Written problem
Tell how many lines include the string "name". Answer with a single number.

Dataset records
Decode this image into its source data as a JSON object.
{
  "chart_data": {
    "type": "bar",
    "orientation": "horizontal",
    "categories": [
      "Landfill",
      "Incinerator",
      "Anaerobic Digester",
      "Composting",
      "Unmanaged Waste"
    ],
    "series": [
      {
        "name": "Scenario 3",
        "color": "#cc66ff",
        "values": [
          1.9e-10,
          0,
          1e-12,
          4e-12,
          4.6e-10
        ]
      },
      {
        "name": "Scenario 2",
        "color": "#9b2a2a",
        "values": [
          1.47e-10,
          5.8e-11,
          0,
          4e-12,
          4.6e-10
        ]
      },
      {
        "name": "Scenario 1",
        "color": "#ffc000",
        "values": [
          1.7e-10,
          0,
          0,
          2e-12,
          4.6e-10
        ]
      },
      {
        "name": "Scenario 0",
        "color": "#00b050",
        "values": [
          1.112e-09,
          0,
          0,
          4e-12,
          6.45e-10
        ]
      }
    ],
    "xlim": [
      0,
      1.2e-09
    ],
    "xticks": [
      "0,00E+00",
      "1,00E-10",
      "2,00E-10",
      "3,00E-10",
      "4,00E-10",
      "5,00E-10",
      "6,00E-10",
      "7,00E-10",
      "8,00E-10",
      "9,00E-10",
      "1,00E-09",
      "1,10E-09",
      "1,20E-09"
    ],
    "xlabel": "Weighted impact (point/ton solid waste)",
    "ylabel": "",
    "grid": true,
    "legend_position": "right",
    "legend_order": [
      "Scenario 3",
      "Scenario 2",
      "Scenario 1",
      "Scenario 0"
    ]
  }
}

Reply
4